Record extracts:

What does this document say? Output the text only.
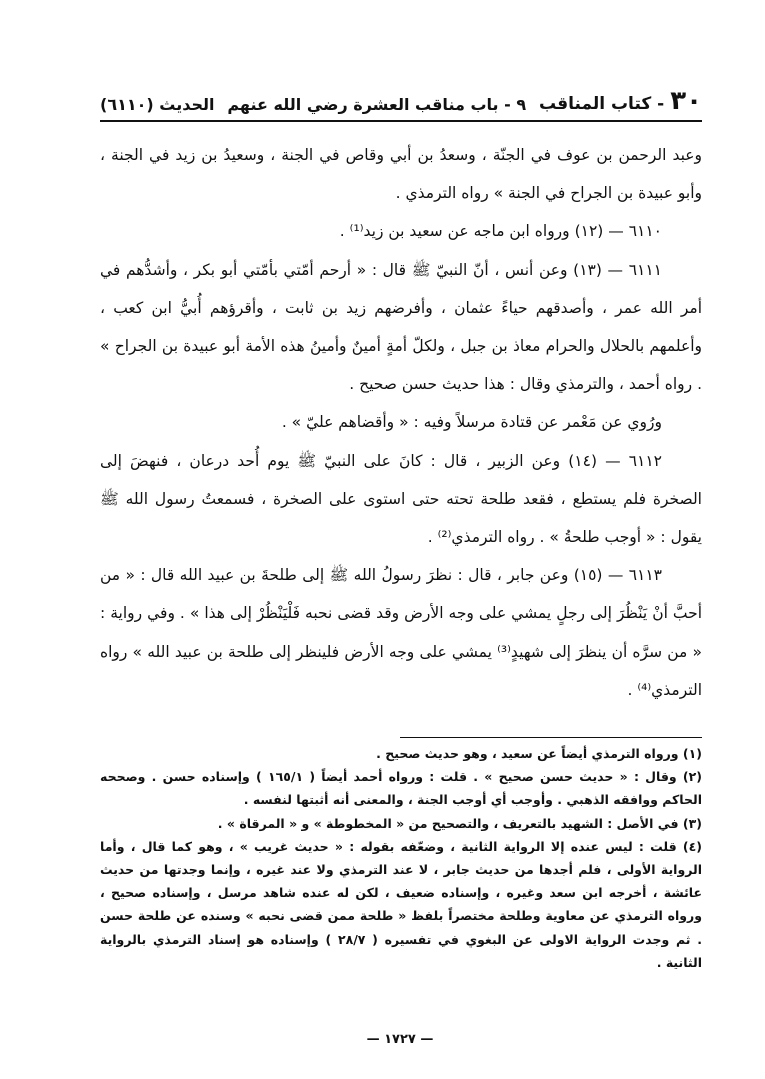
٣٠
- كتاب المناقب
٩ - باب مناقب العشرة رضي الله عنهم
الحديث (٦١١٠)

وعبد الرحمن بن عوف في الجنّة ، وسعدُ بن أبي وقاص في الجنة ، وسعيدُ بن زيد في الجنة ، وأبو عبيدة بن الجراح في الجنة » رواه الترمذي .

٦١١٠ — (١٢) ورواه ابن ماجه عن سعيد بن زيد⁽¹⁾ .

٦١١١ — (١٣) وعن أنس ، أنّ النبيّ ﷺ قال : « أرحم أمّتي بأمّتي أبو بكر ، وأشدُّهم في أمر الله عمر ، وأصدقهم حياءً عثمان ، وأفرضهم زيد بن ثابت ، وأقرؤهم أُبيُّ ابن كعب ، وأعلمهم بالحلال والحرام معاذ بن جبل ، ولكلّ أمةٍ أمينٌ وأمينُ هذه الأمة أبو عبيدة بن الجراح » . رواه أحمد ، والترمذي وقال : هذا حديث حسن صحيح .

ورُوي عن مَعْمر عن قتادة مرسلاً وفيه : « وأقضاهم عليّ » .

٦١١٢ — (١٤) وعن الزبير ، قال : كانَ على النبيّ ﷺ يوم أُحد درعان ، فنهضَ إلى الصخرة فلم يستطع ، فقعد طلحة تحته حتى استوى على الصخرة ، فسمعتُ رسول الله ﷺ يقول : « أوجب طلحةُ » . رواه الترمذي⁽²⁾ .

٦١١٣ — (١٥) وعن جابر ، قال : نظرَ رسولُ الله ﷺ إلى طلحةَ بن عبيد الله قال : « من أحبَّ أنْ يَنْظُرَ إلى رجلٍ يمشي على وجه الأرض وقد قضى نحبه فَلْيَنْظُرْ إلى هذا » . وفي رواية : « من سرَّه أن ينظرَ إلى شهيدٍ⁽³⁾ يمشي على وجه الأرض فلينظر إلى طلحة بن عبيد الله » رواه الترمذي⁽⁴⁾ .

(١) ورواه الترمذي أيضاً عن سعيد ، وهو حديث صحيح .

(٢) وقال : « حديث حسن صحيح » . قلت : ورواه أحمد أيضاً ( ١٦٥/١ ) وإسناده حسن . وصححه الحاكم ووافقه الذهبي . وأوجب أي أوجب الجنة ، والمعنى أنه أثبتها لنفسه .

(٣) في الأصل : الشهيد بالتعريف ، والتصحيح من « المخطوطة » و « المرقاة » .

(٤) قلت : ليس عنده إلا الرواية الثانية ، وضعّفه بقوله : « حديث غريب » ، وهو كما قال ، وأما الرواية الأولى ، فلم أجدها من حديث جابر ، لا عند الترمذي ولا عند غيره ، وإنما وجدتها من حديث عائشة ، أخرجه ابن سعد وغيره ، وإسناده ضعيف ، لكن له عنده شاهد مرسل ، وإسناده صحيح ، ورواه الترمذي عن معاوية وطلحة مختصراً بلفظ « طلحة ممن قضى نحبه » وسنده عن طلحة حسن . ثم وجدت الرواية الاولى عن البغوي في تفسيره ( ٢٨/٧ ) وإسناده هو إسناد الترمذي بالرواية الثانية .

— ١٧٢٧ —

The request:
Find every line that has "الجراح" in it, then return those lines.

Answer to this problem:
وعبد الرحمن بن عوف في الجنّة ، وسعدُ بن أبي وقاص في الجنة ، وسعيدُ بن زيد في الجنة ، وأبو عبيدة بن الجراح في الجنة » رواه الترمذي .
٦١١١ — (١٣) وعن أنس ، أنّ النبيّ ﷺ قال : « أرحم أمّتي بأمّتي أبو بكر ، وأشدُّهم في أمر الله عمر ، وأصدقهم حياءً عثمان ، وأفرضهم زيد بن ثابت ، وأقرؤهم أُبيُّ ابن كعب ، وأعلمهم بالحلال والحرام معاذ بن جبل ، ولكلّ أمةٍ أمينٌ وأمينُ هذه الأمة أبو عبيدة بن الجراح » . رواه أحمد ، والترمذي وقال : هذا حديث حسن صحيح .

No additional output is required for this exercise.